═══ Task inputs ═══

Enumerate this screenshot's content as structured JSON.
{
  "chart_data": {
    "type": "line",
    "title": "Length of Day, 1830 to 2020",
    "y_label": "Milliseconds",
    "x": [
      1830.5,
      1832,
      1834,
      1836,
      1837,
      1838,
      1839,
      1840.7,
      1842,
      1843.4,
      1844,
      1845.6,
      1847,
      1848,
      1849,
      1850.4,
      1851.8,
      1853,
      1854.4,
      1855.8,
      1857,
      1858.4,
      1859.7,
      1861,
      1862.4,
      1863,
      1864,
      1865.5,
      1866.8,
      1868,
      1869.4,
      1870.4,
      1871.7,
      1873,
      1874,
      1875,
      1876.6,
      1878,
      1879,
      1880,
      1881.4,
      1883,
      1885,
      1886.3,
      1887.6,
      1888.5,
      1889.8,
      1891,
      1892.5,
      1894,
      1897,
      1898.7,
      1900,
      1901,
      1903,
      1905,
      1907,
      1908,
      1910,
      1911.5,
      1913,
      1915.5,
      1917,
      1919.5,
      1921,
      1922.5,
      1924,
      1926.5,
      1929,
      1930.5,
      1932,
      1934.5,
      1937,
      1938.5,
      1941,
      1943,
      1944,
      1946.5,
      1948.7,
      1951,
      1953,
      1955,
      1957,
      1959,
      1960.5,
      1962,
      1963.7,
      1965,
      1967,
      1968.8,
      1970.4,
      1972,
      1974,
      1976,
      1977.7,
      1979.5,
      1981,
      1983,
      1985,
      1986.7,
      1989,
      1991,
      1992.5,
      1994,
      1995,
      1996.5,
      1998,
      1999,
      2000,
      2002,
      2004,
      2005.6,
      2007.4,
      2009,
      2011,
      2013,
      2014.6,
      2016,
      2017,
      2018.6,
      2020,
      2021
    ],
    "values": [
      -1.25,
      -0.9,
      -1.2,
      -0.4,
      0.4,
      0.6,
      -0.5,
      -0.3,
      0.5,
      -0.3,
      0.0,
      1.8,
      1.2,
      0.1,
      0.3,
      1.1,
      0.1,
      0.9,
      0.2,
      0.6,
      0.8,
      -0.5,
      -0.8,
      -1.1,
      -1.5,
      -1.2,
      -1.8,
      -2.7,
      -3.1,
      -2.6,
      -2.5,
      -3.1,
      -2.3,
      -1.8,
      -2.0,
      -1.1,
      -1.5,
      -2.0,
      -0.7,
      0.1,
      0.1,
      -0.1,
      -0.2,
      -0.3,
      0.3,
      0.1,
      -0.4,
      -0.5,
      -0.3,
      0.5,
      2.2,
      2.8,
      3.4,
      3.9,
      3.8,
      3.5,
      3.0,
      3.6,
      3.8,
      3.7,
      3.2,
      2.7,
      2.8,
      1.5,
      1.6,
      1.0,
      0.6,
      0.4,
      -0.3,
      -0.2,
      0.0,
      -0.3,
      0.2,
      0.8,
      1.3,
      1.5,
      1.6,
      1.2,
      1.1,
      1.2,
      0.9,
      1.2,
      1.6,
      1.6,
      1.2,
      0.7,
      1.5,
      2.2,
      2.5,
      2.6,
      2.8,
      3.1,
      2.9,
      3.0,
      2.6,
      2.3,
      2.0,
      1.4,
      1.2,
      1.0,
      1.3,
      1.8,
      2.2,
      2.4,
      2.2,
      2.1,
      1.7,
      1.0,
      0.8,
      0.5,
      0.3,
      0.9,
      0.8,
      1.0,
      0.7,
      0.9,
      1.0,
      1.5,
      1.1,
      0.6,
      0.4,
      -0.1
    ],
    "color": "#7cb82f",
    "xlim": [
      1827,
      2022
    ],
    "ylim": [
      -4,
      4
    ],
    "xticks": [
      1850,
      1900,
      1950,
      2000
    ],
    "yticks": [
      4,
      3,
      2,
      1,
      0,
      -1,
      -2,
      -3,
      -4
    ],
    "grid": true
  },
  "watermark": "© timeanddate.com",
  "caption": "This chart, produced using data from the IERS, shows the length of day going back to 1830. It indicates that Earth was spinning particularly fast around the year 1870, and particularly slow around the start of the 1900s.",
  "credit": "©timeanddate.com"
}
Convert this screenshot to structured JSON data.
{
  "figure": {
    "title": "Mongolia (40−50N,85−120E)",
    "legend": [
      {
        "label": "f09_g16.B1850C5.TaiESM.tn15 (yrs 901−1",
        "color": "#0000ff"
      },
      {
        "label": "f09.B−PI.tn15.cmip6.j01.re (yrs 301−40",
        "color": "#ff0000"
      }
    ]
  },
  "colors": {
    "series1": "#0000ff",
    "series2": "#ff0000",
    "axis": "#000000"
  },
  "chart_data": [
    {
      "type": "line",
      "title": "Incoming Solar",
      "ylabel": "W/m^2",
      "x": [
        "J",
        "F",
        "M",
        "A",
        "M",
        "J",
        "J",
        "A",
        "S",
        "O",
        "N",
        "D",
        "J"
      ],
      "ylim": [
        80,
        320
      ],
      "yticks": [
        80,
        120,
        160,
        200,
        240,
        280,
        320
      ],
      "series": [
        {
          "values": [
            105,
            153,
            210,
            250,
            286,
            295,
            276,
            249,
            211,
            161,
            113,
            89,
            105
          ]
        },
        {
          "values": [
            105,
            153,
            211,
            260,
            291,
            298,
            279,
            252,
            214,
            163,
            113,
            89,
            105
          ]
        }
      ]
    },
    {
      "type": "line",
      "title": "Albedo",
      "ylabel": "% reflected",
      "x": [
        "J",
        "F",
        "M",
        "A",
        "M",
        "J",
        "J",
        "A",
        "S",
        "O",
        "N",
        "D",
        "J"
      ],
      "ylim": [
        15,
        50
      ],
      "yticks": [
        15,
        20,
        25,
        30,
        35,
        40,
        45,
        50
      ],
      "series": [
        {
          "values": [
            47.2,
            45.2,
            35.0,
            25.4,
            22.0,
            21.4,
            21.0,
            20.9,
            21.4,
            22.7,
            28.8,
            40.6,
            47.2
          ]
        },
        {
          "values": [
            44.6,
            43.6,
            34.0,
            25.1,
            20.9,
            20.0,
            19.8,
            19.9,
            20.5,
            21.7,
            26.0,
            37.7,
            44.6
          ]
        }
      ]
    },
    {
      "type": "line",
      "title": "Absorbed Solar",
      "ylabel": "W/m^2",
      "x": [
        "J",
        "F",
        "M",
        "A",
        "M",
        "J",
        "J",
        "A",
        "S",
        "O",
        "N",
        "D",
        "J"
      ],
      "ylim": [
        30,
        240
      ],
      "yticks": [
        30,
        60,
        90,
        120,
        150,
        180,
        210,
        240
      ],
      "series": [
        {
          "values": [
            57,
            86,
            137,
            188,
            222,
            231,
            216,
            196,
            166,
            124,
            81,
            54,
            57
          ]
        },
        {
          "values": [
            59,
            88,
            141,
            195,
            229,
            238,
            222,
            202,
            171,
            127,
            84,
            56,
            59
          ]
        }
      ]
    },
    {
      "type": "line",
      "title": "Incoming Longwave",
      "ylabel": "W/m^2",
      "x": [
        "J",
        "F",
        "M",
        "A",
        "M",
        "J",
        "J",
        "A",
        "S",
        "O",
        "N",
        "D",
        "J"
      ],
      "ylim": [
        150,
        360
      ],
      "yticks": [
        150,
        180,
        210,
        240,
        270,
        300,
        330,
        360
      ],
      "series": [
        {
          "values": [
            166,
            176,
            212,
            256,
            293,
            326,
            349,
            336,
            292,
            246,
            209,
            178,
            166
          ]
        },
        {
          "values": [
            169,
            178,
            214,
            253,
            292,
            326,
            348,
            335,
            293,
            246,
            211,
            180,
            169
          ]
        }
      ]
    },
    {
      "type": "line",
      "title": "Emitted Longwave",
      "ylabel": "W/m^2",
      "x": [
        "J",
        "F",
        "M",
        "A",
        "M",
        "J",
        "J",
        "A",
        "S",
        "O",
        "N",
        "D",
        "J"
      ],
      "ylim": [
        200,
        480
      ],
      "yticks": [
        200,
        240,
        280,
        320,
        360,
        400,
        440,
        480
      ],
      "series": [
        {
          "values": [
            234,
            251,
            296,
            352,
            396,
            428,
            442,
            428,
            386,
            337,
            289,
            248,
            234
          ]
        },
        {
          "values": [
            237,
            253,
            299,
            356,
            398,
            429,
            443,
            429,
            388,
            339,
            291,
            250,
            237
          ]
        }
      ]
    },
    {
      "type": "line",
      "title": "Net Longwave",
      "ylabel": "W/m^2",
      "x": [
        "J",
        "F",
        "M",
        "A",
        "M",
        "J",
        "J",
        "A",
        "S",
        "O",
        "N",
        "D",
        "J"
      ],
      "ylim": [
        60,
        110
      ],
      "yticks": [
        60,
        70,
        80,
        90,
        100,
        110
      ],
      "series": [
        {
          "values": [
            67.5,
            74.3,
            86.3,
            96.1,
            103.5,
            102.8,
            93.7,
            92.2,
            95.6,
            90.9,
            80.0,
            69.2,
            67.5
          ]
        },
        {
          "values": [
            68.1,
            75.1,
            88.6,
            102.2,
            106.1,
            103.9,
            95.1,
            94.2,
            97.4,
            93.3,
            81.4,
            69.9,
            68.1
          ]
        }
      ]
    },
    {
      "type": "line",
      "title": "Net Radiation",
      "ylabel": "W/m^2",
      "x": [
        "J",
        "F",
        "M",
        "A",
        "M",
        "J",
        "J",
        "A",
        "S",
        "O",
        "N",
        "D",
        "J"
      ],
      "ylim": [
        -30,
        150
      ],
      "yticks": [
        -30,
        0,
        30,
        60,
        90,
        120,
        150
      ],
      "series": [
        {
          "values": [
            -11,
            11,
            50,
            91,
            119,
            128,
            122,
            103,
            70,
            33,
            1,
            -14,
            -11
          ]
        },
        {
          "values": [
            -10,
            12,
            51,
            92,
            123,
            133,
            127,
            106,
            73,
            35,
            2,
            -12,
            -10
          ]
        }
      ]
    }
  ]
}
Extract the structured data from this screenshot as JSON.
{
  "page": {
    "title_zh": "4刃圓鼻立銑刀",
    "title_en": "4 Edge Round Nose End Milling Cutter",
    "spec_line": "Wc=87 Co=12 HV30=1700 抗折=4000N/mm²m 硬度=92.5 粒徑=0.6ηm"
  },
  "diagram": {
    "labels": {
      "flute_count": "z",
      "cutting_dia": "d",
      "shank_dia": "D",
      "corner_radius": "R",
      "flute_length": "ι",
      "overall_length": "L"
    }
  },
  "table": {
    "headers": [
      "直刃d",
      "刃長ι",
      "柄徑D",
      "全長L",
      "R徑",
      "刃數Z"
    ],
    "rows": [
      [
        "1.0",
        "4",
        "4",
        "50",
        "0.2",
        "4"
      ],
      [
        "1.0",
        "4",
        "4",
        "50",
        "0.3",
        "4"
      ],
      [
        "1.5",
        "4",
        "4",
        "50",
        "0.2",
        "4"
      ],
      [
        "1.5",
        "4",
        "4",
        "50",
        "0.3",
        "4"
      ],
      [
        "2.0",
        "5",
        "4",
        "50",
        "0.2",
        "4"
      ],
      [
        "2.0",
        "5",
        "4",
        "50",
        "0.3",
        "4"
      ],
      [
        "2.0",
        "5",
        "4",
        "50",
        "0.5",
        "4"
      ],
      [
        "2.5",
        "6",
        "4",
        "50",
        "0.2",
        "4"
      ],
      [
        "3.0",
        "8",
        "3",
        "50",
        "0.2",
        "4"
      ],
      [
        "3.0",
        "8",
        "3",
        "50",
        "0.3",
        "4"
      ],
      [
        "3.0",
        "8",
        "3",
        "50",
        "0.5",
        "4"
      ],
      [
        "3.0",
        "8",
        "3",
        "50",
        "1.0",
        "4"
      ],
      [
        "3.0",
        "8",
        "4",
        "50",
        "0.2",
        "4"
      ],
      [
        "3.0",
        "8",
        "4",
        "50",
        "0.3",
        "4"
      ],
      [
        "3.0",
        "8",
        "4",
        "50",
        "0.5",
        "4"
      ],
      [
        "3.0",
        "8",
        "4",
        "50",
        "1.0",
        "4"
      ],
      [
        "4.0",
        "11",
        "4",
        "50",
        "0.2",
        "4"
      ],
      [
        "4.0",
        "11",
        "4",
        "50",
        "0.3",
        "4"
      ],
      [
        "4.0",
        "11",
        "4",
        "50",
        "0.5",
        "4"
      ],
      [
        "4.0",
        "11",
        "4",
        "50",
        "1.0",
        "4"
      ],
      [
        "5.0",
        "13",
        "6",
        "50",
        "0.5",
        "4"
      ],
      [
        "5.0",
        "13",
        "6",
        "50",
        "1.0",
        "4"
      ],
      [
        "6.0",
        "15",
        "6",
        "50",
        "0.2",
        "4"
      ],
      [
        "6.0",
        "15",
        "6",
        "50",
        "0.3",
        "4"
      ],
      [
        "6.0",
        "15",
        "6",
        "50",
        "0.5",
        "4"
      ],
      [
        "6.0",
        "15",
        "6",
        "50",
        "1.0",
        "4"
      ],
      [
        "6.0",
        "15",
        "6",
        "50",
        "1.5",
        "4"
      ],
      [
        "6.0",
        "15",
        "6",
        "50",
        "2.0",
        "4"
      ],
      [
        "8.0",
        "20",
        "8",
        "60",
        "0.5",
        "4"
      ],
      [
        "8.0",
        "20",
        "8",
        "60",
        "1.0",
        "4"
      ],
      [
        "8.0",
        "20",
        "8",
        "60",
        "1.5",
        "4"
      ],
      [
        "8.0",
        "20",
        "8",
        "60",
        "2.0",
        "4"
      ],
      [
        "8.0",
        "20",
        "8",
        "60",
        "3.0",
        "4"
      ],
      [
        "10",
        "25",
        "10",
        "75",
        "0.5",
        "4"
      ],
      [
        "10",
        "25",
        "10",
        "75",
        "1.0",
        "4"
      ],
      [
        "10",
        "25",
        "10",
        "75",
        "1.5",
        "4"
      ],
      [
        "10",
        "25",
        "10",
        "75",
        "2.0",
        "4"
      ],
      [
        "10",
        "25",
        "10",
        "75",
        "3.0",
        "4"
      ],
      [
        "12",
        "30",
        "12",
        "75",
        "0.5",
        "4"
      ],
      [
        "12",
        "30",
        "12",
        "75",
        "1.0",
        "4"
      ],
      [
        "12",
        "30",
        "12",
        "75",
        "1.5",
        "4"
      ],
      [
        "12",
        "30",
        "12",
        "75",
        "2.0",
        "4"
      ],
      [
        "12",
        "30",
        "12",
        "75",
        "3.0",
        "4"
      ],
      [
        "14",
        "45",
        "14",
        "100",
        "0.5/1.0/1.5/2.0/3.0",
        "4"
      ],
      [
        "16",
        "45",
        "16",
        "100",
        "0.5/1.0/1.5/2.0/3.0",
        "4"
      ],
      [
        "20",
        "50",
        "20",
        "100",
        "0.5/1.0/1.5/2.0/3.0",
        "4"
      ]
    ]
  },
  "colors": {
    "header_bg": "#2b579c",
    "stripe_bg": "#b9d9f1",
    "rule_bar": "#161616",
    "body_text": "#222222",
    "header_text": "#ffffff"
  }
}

═══

_Exercise:_ Using the material above, work out how many lines contain the string "Solar". Give that number alone.

_Output for this exercise:_ 2